GIVEN PROBLEM:
Output every entry exactly as written.

INPUT DATA:
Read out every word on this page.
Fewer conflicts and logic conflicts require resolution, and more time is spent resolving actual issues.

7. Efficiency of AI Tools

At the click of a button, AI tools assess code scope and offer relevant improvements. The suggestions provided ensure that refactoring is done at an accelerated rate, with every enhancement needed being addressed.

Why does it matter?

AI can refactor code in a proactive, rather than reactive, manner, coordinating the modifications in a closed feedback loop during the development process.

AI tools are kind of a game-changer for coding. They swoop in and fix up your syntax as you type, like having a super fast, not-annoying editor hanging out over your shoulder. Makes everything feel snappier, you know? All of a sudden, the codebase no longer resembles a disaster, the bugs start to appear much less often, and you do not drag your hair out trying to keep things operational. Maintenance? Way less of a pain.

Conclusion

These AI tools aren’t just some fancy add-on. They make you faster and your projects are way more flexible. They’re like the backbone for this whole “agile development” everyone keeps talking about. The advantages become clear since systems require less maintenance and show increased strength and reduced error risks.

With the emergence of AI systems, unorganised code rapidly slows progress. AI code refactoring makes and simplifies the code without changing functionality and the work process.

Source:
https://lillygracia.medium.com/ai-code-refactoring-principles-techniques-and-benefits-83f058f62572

COMPLETED EXERCISE:
Read out every word on this page.
Fewer conflicts and logic conflicts require resolution, and more time is spent resolving actual issues.

7. Efficiency of AI Tools

At the click of a button, AI tools assess code scope and offer relevant improvements. The suggestions provided ensure that refactoring is done at an accelerated rate, with every enhancement needed being addressed.

Why does it matter?

AI can refactor code in a proactive, rather than reactive, manner, coordinating the modifications in a closed feedback loop during the development process.

AI tools are kind of a game-changer for coding. They swoop in and fix up your syntax as you type, like having a super fast, not-annoying editor hanging out over your shoulder. Makes everything feel snappier, you know? All of a sudden, the codebase no longer resembles a disaster, the bugs start to appear much less often, and you do not drag your hair out trying to keep things operational. Maintenance? Way less of a pain.

Conclusion

These AI tools aren’t just some fancy add-on. They make you faster and your projects are way more flexible. They’re like the backbone for this whole “agile development” everyone keeps talking about. The advantages become clear since systems require less maintenance and show increased strength and reduced error risks.

With the emergence of AI systems, unorganised code rapidly slows progress. AI code refactoring makes and simplifies the code without changing functionality and the work process.

Source:
https://lillygracia.medium.com/ai-code-refactoring-principles-techniques-and-benefits-83f058f62572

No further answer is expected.